------ SOURCE DATA
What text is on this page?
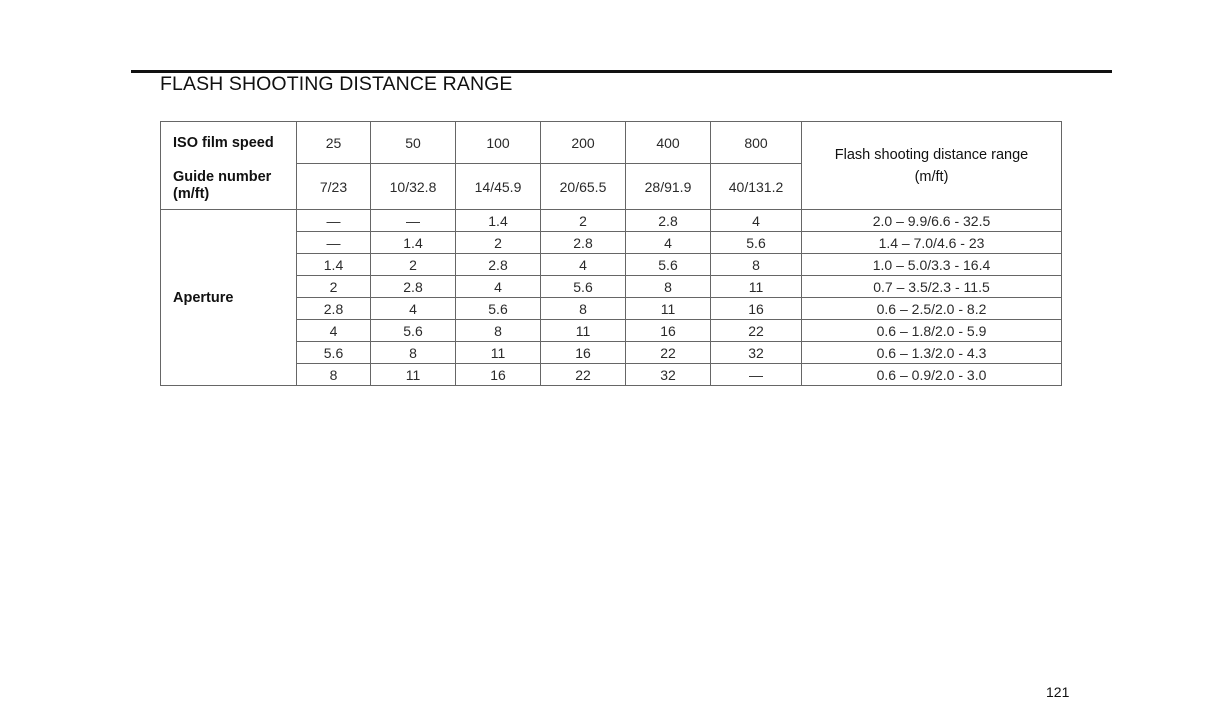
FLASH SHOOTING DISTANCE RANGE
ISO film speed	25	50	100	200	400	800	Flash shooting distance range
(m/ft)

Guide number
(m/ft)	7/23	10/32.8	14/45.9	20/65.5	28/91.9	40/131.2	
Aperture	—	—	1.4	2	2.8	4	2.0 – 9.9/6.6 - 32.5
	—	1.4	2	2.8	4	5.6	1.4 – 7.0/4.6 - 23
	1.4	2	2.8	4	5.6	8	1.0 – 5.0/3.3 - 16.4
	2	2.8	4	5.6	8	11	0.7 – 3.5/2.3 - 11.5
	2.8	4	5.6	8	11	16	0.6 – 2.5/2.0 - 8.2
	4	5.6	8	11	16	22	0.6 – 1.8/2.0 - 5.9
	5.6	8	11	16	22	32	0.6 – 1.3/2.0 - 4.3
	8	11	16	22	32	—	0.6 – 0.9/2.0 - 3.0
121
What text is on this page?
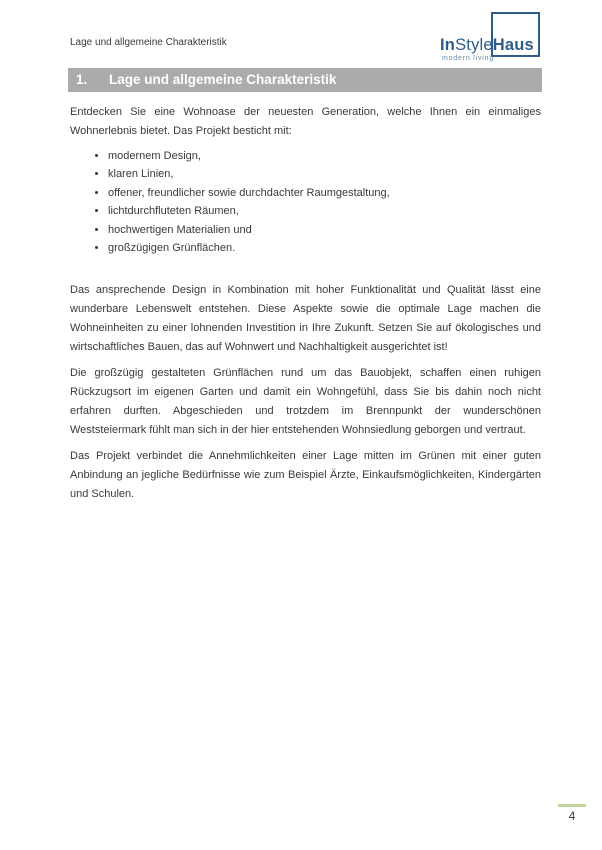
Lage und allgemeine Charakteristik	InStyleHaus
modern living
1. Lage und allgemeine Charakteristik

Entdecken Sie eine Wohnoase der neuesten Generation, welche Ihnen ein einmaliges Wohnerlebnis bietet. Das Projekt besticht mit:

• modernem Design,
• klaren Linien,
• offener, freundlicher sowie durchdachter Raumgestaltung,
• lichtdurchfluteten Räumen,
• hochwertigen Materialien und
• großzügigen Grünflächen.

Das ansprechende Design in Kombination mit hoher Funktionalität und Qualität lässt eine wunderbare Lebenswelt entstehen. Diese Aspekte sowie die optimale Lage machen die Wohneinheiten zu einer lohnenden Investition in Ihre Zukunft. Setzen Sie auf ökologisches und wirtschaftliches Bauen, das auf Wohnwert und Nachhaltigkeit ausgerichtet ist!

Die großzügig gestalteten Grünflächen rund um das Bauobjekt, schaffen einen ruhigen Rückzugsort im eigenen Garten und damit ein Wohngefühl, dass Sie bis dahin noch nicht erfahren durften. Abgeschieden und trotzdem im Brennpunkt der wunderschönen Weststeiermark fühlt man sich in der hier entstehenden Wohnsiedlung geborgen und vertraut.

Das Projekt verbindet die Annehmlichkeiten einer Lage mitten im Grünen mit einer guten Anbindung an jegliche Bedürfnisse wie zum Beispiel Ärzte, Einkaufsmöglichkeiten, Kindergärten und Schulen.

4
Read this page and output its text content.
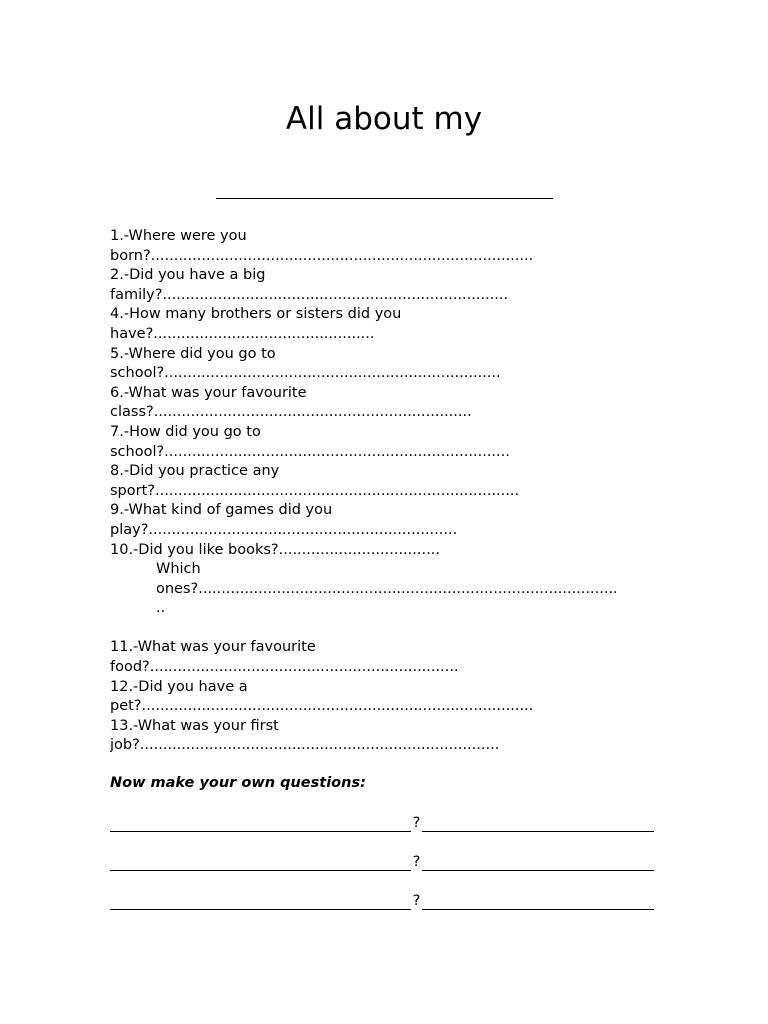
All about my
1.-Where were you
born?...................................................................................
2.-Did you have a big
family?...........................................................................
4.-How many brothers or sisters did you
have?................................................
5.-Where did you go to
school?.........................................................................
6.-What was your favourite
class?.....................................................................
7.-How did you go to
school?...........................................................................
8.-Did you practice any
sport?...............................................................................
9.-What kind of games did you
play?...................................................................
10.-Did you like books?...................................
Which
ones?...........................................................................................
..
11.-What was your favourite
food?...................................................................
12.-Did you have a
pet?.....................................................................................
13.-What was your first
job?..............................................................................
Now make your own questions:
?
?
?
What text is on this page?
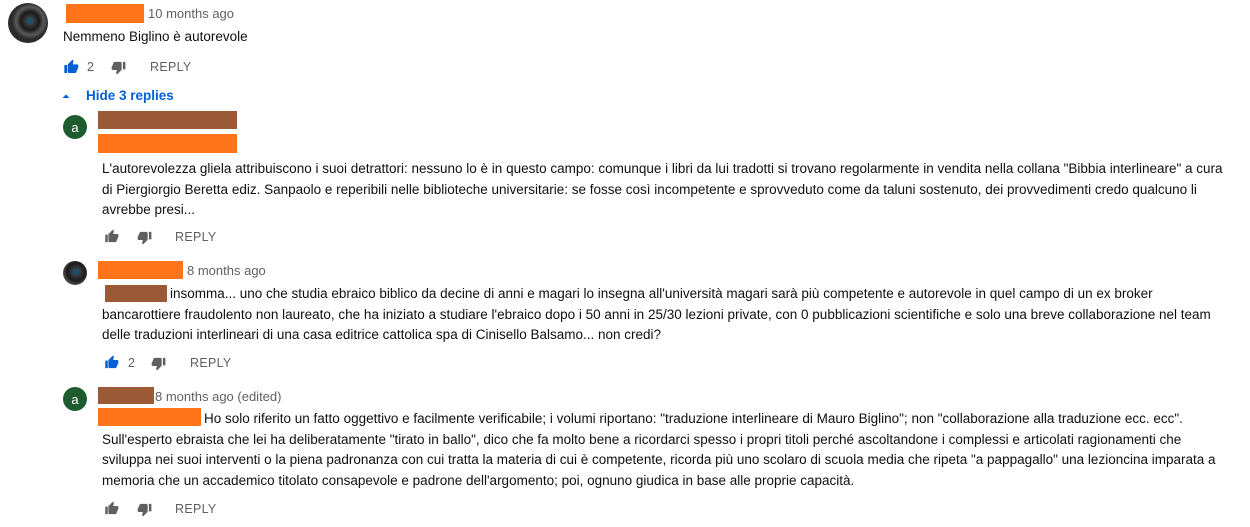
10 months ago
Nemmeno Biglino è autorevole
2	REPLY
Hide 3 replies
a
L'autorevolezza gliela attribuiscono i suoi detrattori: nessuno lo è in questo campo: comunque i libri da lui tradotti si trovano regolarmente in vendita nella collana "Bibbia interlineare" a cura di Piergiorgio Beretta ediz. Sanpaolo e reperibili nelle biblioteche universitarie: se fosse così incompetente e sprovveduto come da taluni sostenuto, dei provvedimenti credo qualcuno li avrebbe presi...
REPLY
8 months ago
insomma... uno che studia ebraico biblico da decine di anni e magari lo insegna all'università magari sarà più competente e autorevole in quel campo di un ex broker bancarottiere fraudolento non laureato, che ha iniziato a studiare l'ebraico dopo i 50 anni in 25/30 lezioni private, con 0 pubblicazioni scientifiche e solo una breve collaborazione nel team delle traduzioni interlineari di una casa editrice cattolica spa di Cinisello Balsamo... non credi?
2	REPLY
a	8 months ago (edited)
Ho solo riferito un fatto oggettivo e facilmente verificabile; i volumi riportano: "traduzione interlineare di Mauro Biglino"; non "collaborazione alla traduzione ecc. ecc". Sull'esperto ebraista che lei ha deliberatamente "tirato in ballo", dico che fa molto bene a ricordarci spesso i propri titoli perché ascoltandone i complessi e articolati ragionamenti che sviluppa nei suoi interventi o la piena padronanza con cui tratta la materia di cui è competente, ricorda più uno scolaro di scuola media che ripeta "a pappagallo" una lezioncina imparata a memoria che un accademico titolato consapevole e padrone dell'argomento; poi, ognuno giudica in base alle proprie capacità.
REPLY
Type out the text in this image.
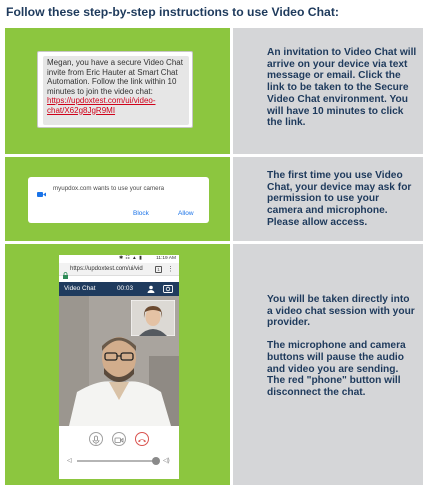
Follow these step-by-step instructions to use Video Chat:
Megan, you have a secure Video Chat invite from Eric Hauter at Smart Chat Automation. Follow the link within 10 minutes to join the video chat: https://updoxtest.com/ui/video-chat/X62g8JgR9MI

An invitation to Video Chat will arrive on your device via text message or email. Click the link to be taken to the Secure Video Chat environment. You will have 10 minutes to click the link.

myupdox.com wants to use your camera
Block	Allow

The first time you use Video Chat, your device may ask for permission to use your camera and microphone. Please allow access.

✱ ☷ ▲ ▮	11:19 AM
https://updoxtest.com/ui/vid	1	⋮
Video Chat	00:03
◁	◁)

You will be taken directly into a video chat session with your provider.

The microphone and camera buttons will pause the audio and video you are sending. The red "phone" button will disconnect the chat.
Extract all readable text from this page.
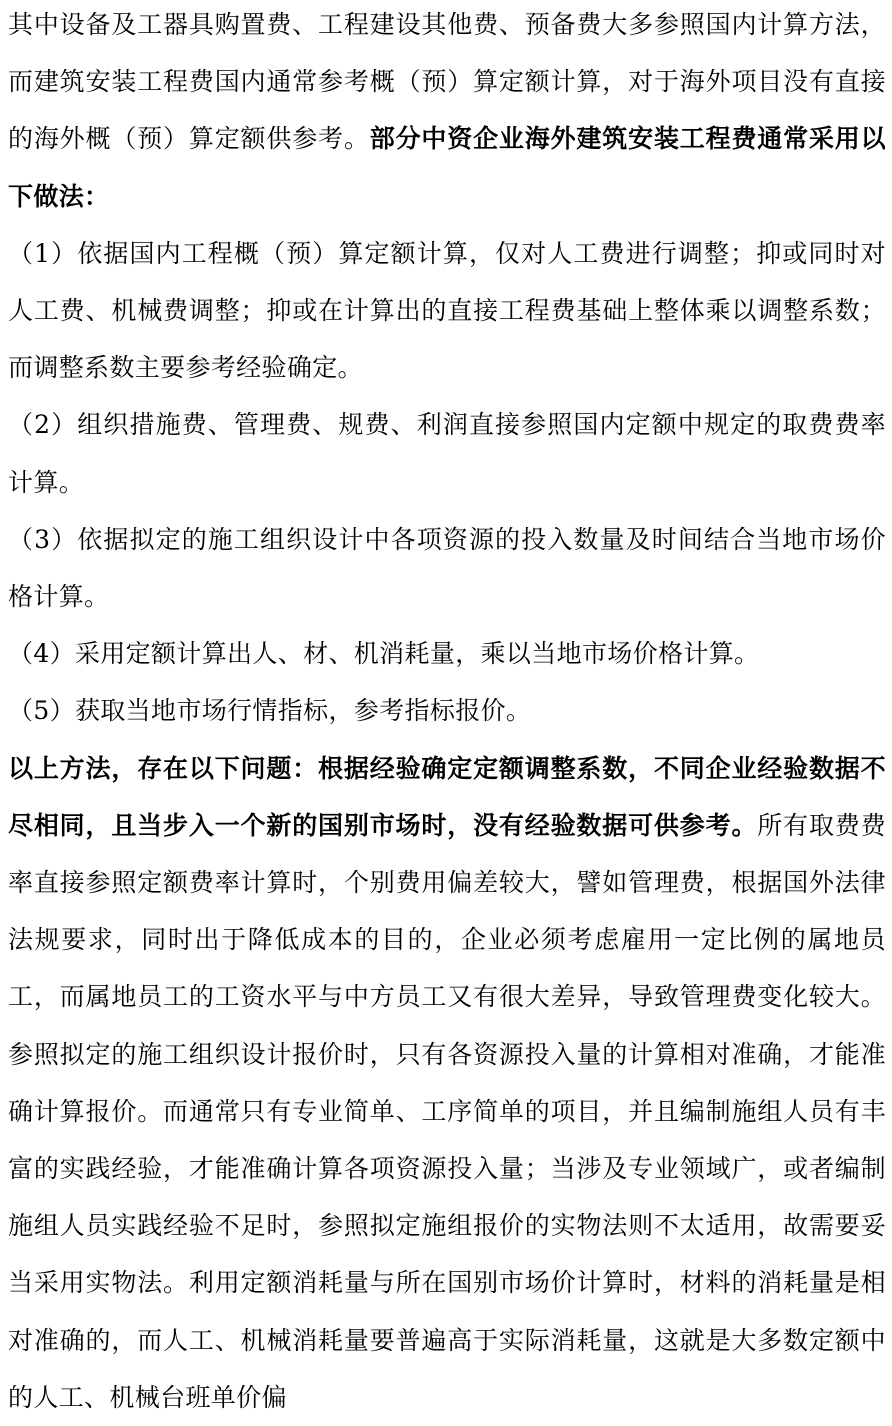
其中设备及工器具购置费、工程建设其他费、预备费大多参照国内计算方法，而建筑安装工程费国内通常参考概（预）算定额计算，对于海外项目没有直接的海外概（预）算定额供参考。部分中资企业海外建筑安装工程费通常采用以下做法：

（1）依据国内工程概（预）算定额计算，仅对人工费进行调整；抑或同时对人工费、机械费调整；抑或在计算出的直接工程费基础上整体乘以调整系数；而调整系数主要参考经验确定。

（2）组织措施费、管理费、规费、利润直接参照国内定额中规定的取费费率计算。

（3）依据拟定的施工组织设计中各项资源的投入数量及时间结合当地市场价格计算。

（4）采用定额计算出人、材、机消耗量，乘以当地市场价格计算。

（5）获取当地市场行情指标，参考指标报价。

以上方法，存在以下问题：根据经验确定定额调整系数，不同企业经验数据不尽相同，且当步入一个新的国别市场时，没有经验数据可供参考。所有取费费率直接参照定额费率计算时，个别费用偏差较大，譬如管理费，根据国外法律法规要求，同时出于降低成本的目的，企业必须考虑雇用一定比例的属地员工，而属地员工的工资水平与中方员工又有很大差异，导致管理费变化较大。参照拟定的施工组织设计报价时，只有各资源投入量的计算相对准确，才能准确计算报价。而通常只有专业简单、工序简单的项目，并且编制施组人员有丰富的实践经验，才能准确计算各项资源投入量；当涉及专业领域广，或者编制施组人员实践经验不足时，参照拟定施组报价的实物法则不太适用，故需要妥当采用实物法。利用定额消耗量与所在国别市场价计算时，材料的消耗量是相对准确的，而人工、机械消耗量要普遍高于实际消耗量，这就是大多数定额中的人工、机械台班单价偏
------------
### WHAT YOU NEED TO DO
Pick out every line above that holds the word "have" and copy it.

### ANSWER TO THIS TASK
2.-Did you have a big
have?................................................
12.-Did you have a
Megan, you have a secure Video Chat invite from Eric Hauter at Smart Chat Automation. Follow the link within 10 minutes to join the video chat: https://updoxtest.com/ui/video-chat/X62g8JgR9MI
An invitation to Video Chat will arrive on your device via text message or email. Click the link to be taken to the Secure Video Chat environment. You will have 10 minutes to click the link.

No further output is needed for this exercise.